--- start of Supplied information ---
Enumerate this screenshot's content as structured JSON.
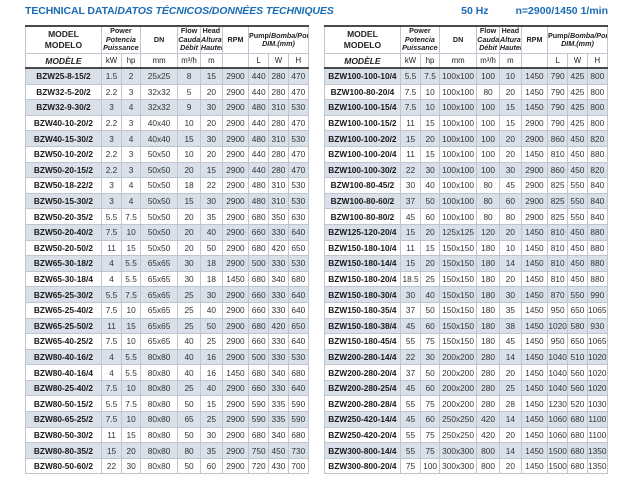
{
  "colors": {
    "accent": "#1a6cb4",
    "stripe_row": "#d9e0ea",
    "grid_line": "#bfc6d0",
    "heavy_rule": "#4a4a4a"
  },
  "title": {
    "main": "TECHNICAL DATA/",
    "translations": "DATOS TÉCNICOS/DONNÉES TECHNIQUES"
  },
  "notes": {
    "frequency": "50 Hz",
    "speed": "n=2900/1450 1/min"
  },
  "header": {
    "model": {
      "en": "MODEL",
      "es": "MODELO",
      "fr": "MODÈLE"
    },
    "power": {
      "en": "Power",
      "es": "Potencia",
      "fr": "Puissance",
      "unit_kw": "kW",
      "unit_hp": "hp"
    },
    "dn": {
      "label": "DN",
      "unit": "mm"
    },
    "flow": {
      "en": "Flow",
      "es": "Caudal",
      "fr": "Débit",
      "unit": "m³/h"
    },
    "head": {
      "en": "Head",
      "es": "Altura",
      "fr": "Hauteur",
      "unit": "m"
    },
    "rpm": {
      "label": "RPM"
    },
    "dim": {
      "en": "Pump/",
      "es_fr": "Bomba/Pompe",
      "line2": "DIM.(mm)",
      "unit_l": "L",
      "unit_w": "W",
      "unit_h": "H"
    }
  },
  "column_ids": [
    "model-cell",
    "power-kw-cell",
    "power-hp-cell",
    "dn-cell",
    "flow-cell",
    "head-cell",
    "rpm-cell",
    "dim-l-cell",
    "dim-w-cell",
    "dim-h-cell"
  ],
  "tables": {
    "left": {
      "rows": [
        [
          "BZW25-8-15/2",
          "1.5",
          "2",
          "25x25",
          "8",
          "15",
          "2900",
          "440",
          "280",
          "470"
        ],
        [
          "BZW32-5-20/2",
          "2.2",
          "3",
          "32x32",
          "5",
          "20",
          "2900",
          "440",
          "280",
          "470"
        ],
        [
          "BZW32-9-30/2",
          "3",
          "4",
          "32x32",
          "9",
          "30",
          "2900",
          "480",
          "310",
          "530"
        ],
        [
          "BZW40-10-20/2",
          "2.2",
          "3",
          "40x40",
          "10",
          "20",
          "2900",
          "440",
          "280",
          "470"
        ],
        [
          "BZW40-15-30/2",
          "3",
          "4",
          "40x40",
          "15",
          "30",
          "2900",
          "480",
          "310",
          "530"
        ],
        [
          "BZW50-10-20/2",
          "2.2",
          "3",
          "50x50",
          "10",
          "20",
          "2900",
          "440",
          "280",
          "470"
        ],
        [
          "BZW50-20-15/2",
          "2.2",
          "3",
          "50x50",
          "20",
          "15",
          "2900",
          "440",
          "280",
          "470"
        ],
        [
          "BZW50-18-22/2",
          "3",
          "4",
          "50x50",
          "18",
          "22",
          "2900",
          "480",
          "310",
          "530"
        ],
        [
          "BZW50-15-30/2",
          "3",
          "4",
          "50x50",
          "15",
          "30",
          "2900",
          "480",
          "310",
          "530"
        ],
        [
          "BZW50-20-35/2",
          "5.5",
          "7.5",
          "50x50",
          "20",
          "35",
          "2900",
          "680",
          "350",
          "630"
        ],
        [
          "BZW50-20-40/2",
          "7.5",
          "10",
          "50x50",
          "20",
          "40",
          "2900",
          "660",
          "330",
          "640"
        ],
        [
          "BZW50-20-50/2",
          "11",
          "15",
          "50x50",
          "20",
          "50",
          "2900",
          "680",
          "420",
          "650"
        ],
        [
          "BZW65-30-18/2",
          "4",
          "5.5",
          "65x65",
          "30",
          "18",
          "2900",
          "500",
          "330",
          "530"
        ],
        [
          "BZW65-30-18/4",
          "4",
          "5.5",
          "65x65",
          "30",
          "18",
          "1450",
          "680",
          "340",
          "680"
        ],
        [
          "BZW65-25-30/2",
          "5.5",
          "7.5",
          "65x65",
          "25",
          "30",
          "2900",
          "660",
          "330",
          "640"
        ],
        [
          "BZW65-25-40/2",
          "7.5",
          "10",
          "65x65",
          "25",
          "40",
          "2900",
          "660",
          "330",
          "640"
        ],
        [
          "BZW65-25-50/2",
          "11",
          "15",
          "65x65",
          "25",
          "50",
          "2900",
          "680",
          "420",
          "650"
        ],
        [
          "BZW65-40-25/2",
          "7.5",
          "10",
          "65x65",
          "40",
          "25",
          "2900",
          "660",
          "330",
          "640"
        ],
        [
          "BZW80-40-16/2",
          "4",
          "5.5",
          "80x80",
          "40",
          "16",
          "2900",
          "500",
          "330",
          "530"
        ],
        [
          "BZW80-40-16/4",
          "4",
          "5.5",
          "80x80",
          "40",
          "16",
          "1450",
          "680",
          "340",
          "680"
        ],
        [
          "BZW80-25-40/2",
          "7.5",
          "10",
          "80x80",
          "25",
          "40",
          "2900",
          "660",
          "330",
          "640"
        ],
        [
          "BZW80-50-15/2",
          "5.5",
          "7.5",
          "80x80",
          "50",
          "15",
          "2900",
          "590",
          "335",
          "590"
        ],
        [
          "BZW80-65-25/2",
          "7.5",
          "10",
          "80x80",
          "65",
          "25",
          "2900",
          "590",
          "335",
          "590"
        ],
        [
          "BZW80-50-30/2",
          "11",
          "15",
          "80x80",
          "50",
          "30",
          "2900",
          "680",
          "340",
          "680"
        ],
        [
          "BZW80-80-35/2",
          "15",
          "20",
          "80x80",
          "80",
          "35",
          "2900",
          "750",
          "450",
          "730"
        ],
        [
          "BZW80-50-60/2",
          "22",
          "30",
          "80x80",
          "50",
          "60",
          "2900",
          "720",
          "430",
          "700"
        ]
      ]
    },
    "right": {
      "rows": [
        [
          "BZW100-100-10/4",
          "5.5",
          "7.5",
          "100x100",
          "100",
          "10",
          "1450",
          "790",
          "425",
          "800"
        ],
        [
          "BZW100-80-20/4",
          "7.5",
          "10",
          "100x100",
          "80",
          "20",
          "1450",
          "790",
          "425",
          "800"
        ],
        [
          "BZW100-100-15/4",
          "7.5",
          "10",
          "100x100",
          "100",
          "15",
          "1450",
          "790",
          "425",
          "800"
        ],
        [
          "BZW100-100-15/2",
          "11",
          "15",
          "100x100",
          "100",
          "15",
          "2900",
          "790",
          "425",
          "800"
        ],
        [
          "BZW100-100-20/2",
          "15",
          "20",
          "100x100",
          "100",
          "20",
          "2900",
          "860",
          "450",
          "820"
        ],
        [
          "BZW100-100-20/4",
          "11",
          "15",
          "100x100",
          "100",
          "20",
          "1450",
          "810",
          "450",
          "880"
        ],
        [
          "BZW100-100-30/2",
          "22",
          "30",
          "100x100",
          "100",
          "30",
          "2900",
          "860",
          "450",
          "820"
        ],
        [
          "BZW100-80-45/2",
          "30",
          "40",
          "100x100",
          "80",
          "45",
          "2900",
          "825",
          "550",
          "840"
        ],
        [
          "BZW100-80-60/2",
          "37",
          "50",
          "100x100",
          "80",
          "60",
          "2900",
          "825",
          "550",
          "840"
        ],
        [
          "BZW100-80-80/2",
          "45",
          "60",
          "100x100",
          "80",
          "80",
          "2900",
          "825",
          "550",
          "840"
        ],
        [
          "BZW125-120-20/4",
          "15",
          "20",
          "125x125",
          "120",
          "20",
          "1450",
          "810",
          "450",
          "880"
        ],
        [
          "BZW150-180-10/4",
          "11",
          "15",
          "150x150",
          "180",
          "10",
          "1450",
          "810",
          "450",
          "880"
        ],
        [
          "BZW150-180-14/4",
          "15",
          "20",
          "150x150",
          "180",
          "14",
          "1450",
          "810",
          "450",
          "880"
        ],
        [
          "BZW150-180-20/4",
          "18.5",
          "25",
          "150x150",
          "180",
          "20",
          "1450",
          "810",
          "450",
          "880"
        ],
        [
          "BZW150-180-30/4",
          "30",
          "40",
          "150x150",
          "180",
          "30",
          "1450",
          "870",
          "550",
          "990"
        ],
        [
          "BZW150-180-35/4",
          "37",
          "50",
          "150x150",
          "180",
          "35",
          "1450",
          "950",
          "650",
          "1065"
        ],
        [
          "BZW150-180-38/4",
          "45",
          "60",
          "150x150",
          "180",
          "38",
          "1450",
          "1020",
          "580",
          "930"
        ],
        [
          "BZW150-180-45/4",
          "55",
          "75",
          "150x150",
          "180",
          "45",
          "1450",
          "950",
          "650",
          "1065"
        ],
        [
          "BZW200-280-14/4",
          "22",
          "30",
          "200x200",
          "280",
          "14",
          "1450",
          "1040",
          "510",
          "1020"
        ],
        [
          "BZW200-280-20/4",
          "37",
          "50",
          "200x200",
          "280",
          "20",
          "1450",
          "1040",
          "560",
          "1020"
        ],
        [
          "BZW200-280-25/4",
          "45",
          "60",
          "200x200",
          "280",
          "25",
          "1450",
          "1040",
          "560",
          "1020"
        ],
        [
          "BZW200-280-28/4",
          "55",
          "75",
          "200x200",
          "280",
          "28",
          "1450",
          "1230",
          "520",
          "1030"
        ],
        [
          "BZW250-420-14/4",
          "45",
          "60",
          "250x250",
          "420",
          "14",
          "1450",
          "1060",
          "680",
          "1100"
        ],
        [
          "BZW250-420-20/4",
          "55",
          "75",
          "250x250",
          "420",
          "20",
          "1450",
          "1060",
          "680",
          "1100"
        ],
        [
          "BZW300-800-14/4",
          "55",
          "75",
          "300x300",
          "800",
          "14",
          "1450",
          "1500",
          "680",
          "1350"
        ],
        [
          "BZW300-800-20/4",
          "75",
          "100",
          "300x300",
          "800",
          "20",
          "1450",
          "1500",
          "680",
          "1350"
        ]
      ]
    }
  }
}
--- end of Supplied information ---
### Written instruction
How many of the listing's lines contain "cell"? Respond with a single number and nothing else.

### Reply
10